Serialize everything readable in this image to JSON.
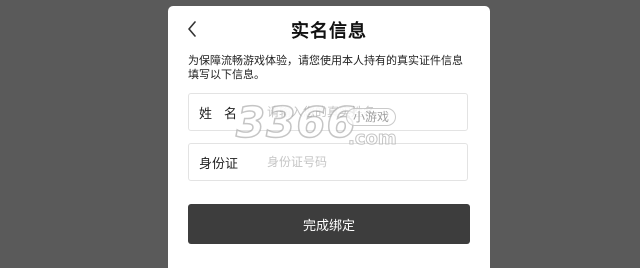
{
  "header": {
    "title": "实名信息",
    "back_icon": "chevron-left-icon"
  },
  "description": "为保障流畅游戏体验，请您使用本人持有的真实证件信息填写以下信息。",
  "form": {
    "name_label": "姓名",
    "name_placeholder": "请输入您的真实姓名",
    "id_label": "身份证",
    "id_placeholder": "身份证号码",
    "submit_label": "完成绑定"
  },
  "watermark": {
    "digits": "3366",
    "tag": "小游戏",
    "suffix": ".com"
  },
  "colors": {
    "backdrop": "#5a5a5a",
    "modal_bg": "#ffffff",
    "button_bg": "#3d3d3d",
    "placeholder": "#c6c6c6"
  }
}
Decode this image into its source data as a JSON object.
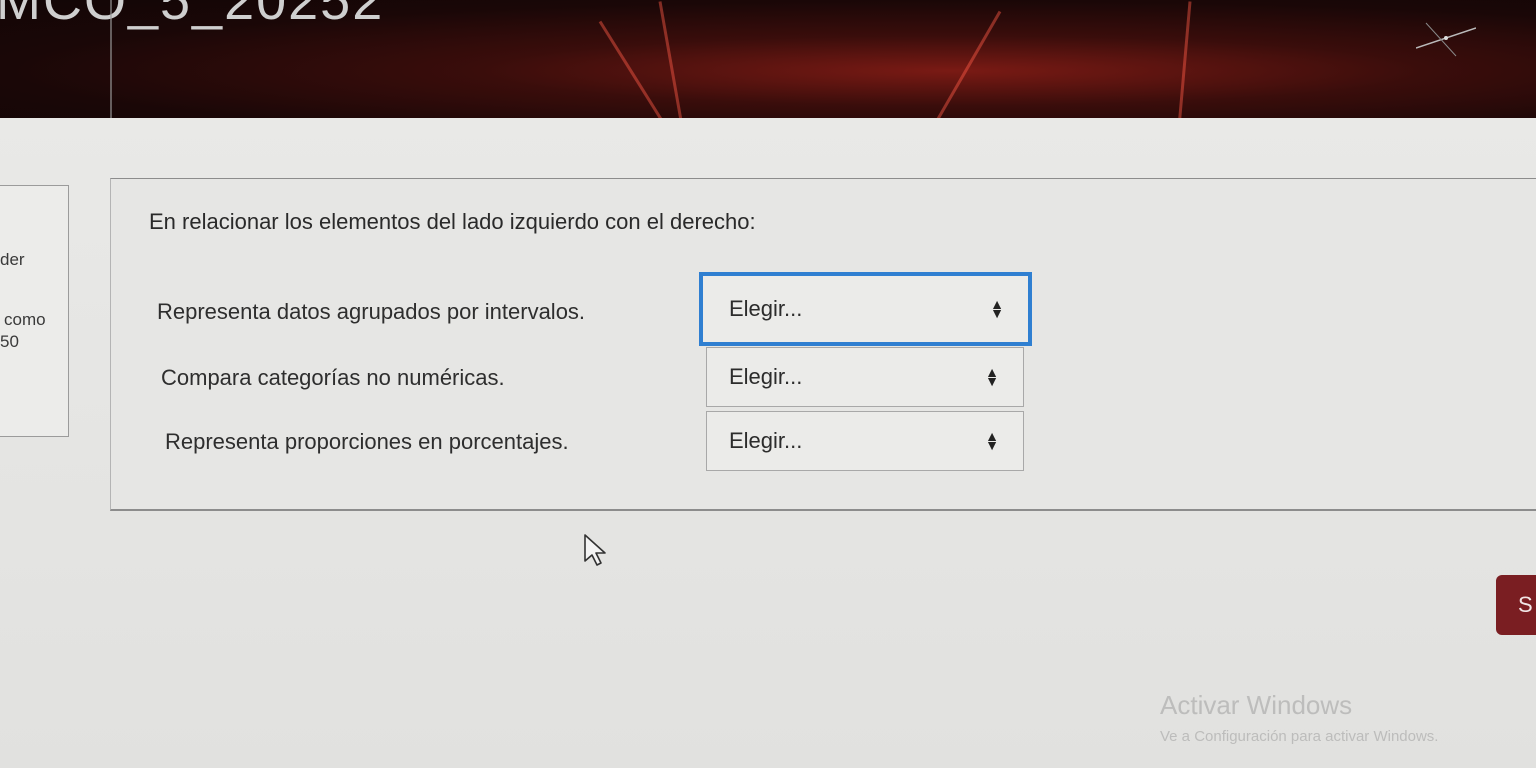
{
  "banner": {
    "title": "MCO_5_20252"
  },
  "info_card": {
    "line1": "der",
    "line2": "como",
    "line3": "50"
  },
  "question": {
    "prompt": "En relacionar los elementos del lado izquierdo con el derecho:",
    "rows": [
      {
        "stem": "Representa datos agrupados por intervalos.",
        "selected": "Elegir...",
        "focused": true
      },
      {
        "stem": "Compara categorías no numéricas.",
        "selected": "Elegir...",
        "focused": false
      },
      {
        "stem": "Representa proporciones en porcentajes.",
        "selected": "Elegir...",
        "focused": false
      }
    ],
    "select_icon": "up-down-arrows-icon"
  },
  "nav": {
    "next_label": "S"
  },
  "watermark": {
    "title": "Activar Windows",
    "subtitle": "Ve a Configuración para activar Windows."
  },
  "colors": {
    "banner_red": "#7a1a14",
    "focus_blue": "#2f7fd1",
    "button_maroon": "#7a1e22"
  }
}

> **AIM**:
In the listing, find every line containing the word "Representa" and list it.

> **OUTPUT**:
        "stem": "Representa datos agrupados por intervalos.",
        "stem": "Representa proporciones en porcentajes.",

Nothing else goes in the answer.